### Data supplied

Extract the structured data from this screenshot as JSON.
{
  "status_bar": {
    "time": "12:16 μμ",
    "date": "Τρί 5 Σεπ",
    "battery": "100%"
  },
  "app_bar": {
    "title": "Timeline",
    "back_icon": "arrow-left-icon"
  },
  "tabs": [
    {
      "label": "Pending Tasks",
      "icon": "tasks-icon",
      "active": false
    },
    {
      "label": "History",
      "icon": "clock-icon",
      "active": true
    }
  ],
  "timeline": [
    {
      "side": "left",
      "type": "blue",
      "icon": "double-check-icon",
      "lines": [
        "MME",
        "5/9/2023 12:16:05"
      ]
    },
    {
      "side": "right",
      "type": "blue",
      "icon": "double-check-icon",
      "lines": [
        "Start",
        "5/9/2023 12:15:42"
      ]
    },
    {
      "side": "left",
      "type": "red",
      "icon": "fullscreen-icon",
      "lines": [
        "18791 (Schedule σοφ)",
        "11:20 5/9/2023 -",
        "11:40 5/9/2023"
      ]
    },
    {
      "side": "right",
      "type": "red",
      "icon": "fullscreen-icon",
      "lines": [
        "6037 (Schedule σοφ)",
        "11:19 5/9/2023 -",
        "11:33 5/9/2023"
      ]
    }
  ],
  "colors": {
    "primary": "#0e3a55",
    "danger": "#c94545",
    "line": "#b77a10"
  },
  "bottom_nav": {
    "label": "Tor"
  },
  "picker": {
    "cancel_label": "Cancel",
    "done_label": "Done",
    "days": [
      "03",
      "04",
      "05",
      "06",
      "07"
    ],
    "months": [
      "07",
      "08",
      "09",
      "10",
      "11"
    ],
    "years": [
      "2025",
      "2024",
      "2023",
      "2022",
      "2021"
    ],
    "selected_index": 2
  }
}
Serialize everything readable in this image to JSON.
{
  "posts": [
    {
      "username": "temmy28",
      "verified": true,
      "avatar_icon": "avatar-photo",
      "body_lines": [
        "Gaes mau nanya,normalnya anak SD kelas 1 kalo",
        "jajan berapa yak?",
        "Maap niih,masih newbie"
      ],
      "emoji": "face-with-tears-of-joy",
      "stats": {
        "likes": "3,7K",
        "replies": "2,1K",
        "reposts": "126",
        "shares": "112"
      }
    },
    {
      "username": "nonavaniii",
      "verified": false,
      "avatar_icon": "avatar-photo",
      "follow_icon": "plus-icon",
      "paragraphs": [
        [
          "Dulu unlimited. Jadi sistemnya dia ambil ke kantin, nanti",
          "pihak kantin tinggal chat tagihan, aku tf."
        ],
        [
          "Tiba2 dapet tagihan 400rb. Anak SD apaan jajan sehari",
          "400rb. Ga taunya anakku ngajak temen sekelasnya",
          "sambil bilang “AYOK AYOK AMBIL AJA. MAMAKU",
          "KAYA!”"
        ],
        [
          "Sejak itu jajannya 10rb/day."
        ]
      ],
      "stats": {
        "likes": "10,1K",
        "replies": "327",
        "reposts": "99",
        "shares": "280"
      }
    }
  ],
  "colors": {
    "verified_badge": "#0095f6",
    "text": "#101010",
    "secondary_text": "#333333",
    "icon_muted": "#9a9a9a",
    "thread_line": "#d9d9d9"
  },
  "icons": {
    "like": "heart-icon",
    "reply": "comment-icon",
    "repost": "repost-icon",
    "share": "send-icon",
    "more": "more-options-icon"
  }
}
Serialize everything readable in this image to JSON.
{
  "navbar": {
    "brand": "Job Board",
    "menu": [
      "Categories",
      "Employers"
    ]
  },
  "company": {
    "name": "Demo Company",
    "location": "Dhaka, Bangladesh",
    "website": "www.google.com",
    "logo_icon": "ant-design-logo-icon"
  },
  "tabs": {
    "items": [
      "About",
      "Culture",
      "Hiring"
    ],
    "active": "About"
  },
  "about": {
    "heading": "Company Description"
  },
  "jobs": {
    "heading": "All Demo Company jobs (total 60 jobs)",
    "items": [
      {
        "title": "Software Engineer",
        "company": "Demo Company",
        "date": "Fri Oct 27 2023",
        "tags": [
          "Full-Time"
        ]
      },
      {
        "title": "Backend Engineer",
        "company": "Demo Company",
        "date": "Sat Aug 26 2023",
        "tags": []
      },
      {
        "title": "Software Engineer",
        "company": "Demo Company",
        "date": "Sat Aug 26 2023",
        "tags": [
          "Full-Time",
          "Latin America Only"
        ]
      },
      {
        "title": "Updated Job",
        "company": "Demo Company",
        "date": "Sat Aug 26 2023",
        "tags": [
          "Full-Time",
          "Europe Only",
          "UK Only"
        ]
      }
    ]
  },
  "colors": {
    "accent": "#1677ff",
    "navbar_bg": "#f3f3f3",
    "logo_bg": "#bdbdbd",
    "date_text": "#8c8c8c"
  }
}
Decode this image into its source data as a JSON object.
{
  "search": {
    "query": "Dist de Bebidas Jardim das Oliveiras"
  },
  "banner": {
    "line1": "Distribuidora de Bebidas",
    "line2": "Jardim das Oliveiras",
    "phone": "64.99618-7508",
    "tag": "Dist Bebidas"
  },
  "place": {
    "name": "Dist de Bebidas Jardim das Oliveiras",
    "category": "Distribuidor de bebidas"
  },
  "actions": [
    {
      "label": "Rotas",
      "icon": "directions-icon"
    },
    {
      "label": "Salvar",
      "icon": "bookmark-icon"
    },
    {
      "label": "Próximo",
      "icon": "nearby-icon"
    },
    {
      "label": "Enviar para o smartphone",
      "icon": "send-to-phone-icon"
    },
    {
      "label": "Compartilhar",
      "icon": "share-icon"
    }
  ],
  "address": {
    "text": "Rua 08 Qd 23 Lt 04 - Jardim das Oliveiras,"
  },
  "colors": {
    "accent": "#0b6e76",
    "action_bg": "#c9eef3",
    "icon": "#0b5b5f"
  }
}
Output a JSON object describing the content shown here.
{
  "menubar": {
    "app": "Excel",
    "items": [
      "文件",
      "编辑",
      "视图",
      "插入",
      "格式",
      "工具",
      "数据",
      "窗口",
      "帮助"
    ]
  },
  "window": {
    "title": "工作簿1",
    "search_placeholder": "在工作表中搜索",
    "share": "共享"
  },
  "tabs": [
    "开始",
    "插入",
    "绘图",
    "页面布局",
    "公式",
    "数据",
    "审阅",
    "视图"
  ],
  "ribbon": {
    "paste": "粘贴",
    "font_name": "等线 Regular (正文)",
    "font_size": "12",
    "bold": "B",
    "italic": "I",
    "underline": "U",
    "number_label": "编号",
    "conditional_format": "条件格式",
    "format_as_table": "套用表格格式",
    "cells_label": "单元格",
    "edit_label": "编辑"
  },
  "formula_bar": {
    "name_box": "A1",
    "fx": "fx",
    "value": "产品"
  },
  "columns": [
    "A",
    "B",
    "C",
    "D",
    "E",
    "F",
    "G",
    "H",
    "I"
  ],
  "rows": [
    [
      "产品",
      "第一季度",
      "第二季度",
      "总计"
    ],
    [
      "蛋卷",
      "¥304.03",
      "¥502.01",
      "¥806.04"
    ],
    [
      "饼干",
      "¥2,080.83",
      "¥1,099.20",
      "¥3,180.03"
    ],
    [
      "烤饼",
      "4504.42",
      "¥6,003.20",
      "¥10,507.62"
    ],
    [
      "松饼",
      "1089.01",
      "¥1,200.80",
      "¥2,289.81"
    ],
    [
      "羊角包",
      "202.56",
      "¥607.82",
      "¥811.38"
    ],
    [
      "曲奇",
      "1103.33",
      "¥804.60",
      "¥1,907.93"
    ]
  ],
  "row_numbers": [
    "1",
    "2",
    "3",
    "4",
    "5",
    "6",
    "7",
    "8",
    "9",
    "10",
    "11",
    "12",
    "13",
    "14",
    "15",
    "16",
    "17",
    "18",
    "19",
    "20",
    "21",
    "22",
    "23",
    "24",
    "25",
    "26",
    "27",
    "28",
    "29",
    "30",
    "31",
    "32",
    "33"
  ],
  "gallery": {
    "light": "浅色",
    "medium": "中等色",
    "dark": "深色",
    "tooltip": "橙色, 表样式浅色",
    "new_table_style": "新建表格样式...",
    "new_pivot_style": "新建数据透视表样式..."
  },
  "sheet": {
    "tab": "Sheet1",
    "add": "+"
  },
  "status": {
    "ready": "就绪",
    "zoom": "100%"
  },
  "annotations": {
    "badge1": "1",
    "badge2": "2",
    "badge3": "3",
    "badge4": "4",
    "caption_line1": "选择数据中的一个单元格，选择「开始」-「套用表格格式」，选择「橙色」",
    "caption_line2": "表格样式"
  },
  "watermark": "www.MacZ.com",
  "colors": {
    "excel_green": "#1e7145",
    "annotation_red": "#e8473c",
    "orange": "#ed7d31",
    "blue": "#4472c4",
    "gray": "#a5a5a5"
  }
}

######

Exercise: Sift the material for lines with the string "object". Copy each one found.

Solution to this task:
Decode this image into its source data as a JSON object.
Output a JSON object describing the content shown here.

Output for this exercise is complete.